- **WHAT IS BEING ASKED**
Go through the listing below and list every line with "stainless".

- **Data entries**
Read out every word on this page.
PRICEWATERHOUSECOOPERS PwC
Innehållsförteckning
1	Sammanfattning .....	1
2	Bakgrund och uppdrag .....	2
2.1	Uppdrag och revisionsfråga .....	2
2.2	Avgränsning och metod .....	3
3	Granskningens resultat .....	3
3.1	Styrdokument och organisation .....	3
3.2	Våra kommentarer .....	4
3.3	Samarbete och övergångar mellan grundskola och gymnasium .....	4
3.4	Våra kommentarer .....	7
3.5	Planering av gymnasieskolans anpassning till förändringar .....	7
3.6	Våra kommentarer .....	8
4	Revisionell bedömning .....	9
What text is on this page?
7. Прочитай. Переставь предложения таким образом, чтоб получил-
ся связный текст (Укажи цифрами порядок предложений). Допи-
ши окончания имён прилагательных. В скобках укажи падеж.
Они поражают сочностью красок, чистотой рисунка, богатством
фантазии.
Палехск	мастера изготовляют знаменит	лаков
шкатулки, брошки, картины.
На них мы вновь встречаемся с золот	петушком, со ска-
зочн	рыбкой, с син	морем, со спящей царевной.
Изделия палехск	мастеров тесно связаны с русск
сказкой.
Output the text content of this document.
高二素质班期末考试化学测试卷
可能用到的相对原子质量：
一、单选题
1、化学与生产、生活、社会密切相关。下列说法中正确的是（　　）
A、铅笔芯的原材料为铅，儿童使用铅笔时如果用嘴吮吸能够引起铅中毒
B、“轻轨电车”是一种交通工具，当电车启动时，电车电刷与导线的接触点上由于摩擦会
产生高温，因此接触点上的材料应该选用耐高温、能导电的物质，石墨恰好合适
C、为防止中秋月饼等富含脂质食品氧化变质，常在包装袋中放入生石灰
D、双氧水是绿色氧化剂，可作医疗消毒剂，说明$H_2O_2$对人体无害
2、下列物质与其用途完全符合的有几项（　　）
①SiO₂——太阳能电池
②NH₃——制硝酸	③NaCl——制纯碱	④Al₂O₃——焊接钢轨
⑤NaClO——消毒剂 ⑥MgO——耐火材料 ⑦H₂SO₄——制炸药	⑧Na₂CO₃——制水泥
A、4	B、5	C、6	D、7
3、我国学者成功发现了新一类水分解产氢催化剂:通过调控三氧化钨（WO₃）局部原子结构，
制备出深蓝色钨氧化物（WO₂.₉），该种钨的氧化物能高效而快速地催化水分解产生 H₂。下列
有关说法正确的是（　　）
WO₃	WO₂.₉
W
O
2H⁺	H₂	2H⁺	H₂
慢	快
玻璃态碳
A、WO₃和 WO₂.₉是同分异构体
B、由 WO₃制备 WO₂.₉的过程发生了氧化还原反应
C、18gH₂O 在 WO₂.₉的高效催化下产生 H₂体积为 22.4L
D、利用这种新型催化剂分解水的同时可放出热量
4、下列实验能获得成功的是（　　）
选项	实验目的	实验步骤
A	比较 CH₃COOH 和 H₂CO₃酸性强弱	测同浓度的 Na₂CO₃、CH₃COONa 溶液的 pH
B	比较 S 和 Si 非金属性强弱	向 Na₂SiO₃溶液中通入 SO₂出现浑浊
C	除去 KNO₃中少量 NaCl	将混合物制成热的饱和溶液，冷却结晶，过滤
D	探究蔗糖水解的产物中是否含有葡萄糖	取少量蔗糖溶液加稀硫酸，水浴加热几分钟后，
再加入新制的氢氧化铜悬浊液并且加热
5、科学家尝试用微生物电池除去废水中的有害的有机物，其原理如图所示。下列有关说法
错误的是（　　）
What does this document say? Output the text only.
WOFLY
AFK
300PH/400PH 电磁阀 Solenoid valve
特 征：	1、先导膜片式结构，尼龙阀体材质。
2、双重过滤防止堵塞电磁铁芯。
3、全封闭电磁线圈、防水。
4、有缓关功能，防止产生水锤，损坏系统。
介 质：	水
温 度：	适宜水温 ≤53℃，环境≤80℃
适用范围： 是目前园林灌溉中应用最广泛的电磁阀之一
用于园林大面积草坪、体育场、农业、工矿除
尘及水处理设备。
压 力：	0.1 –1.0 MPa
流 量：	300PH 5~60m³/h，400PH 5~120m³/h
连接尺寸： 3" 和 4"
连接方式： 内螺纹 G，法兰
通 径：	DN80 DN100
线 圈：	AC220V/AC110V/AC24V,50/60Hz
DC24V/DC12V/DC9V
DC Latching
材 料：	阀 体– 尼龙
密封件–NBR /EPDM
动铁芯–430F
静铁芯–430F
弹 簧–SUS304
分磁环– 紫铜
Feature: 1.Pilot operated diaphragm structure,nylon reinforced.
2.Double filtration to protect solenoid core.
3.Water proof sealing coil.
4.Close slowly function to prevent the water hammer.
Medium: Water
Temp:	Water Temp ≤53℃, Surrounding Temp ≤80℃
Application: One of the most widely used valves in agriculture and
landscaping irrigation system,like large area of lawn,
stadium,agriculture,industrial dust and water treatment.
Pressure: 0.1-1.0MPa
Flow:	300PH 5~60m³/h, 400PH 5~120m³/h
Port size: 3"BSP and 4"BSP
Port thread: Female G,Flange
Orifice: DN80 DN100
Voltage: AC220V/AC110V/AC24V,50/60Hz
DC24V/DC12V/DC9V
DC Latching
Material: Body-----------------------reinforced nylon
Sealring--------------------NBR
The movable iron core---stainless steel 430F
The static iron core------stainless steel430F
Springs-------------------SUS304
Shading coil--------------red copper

- **FINAL RESULT**
The movable iron core---stainless steel 430F
The static iron core------stainless steel430F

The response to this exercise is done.